| Given instruction |
Locate the string "frac" in the listing below. Copy every line where it is found.

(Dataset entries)
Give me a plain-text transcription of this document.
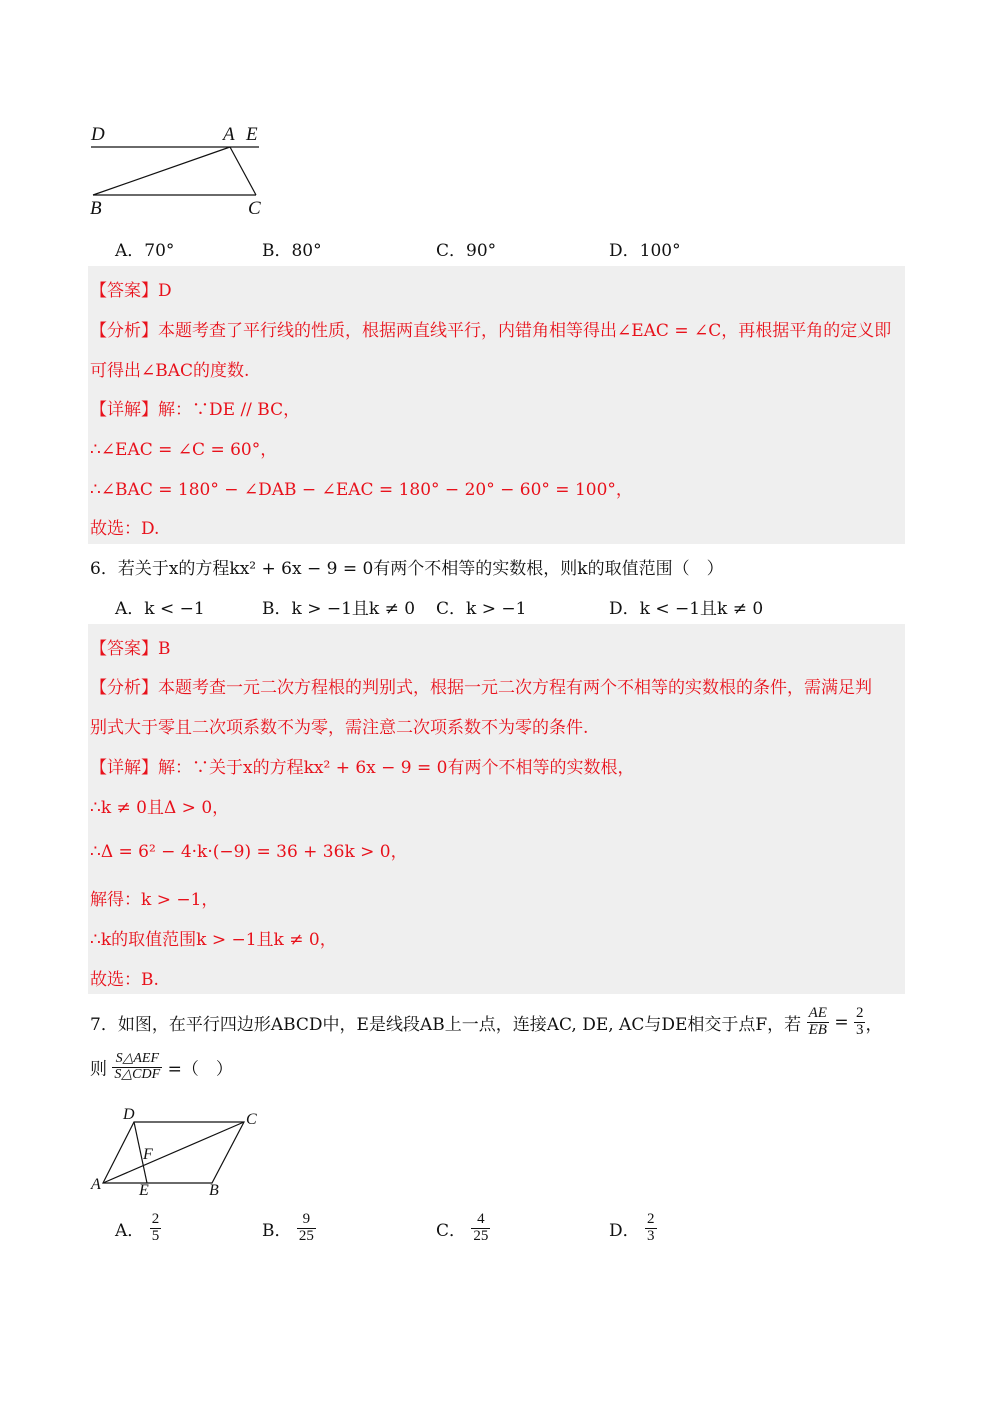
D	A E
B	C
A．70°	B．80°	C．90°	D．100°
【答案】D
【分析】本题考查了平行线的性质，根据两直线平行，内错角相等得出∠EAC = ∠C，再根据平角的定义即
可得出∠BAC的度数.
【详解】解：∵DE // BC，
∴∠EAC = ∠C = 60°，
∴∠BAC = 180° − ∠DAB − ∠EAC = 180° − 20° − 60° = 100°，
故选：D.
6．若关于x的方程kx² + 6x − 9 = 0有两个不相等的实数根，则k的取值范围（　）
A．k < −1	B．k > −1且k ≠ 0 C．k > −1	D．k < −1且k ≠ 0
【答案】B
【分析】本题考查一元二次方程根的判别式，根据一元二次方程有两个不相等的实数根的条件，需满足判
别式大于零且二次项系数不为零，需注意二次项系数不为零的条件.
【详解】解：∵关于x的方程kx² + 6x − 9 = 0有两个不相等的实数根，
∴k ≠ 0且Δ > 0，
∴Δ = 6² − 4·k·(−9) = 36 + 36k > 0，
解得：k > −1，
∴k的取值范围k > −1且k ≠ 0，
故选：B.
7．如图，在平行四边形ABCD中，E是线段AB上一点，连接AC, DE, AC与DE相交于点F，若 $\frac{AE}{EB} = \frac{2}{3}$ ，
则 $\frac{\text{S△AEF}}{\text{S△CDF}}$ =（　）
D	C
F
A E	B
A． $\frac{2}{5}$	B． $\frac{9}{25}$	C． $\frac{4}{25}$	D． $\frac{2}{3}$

| Correct output |
7．如图，在平行四边形ABCD中，E是线段AB上一点，连接AC, DE, AC与DE相交于点F，若 $\frac{AE}{EB} = \frac{2}{3}$ ，
则 $\frac{\text{S△AEF}}{\text{S△CDF}}$ =（　）
A． $\frac{2}{5}$	B． $\frac{9}{25}$	C． $\frac{4}{25}$	D． $\frac{2}{3}$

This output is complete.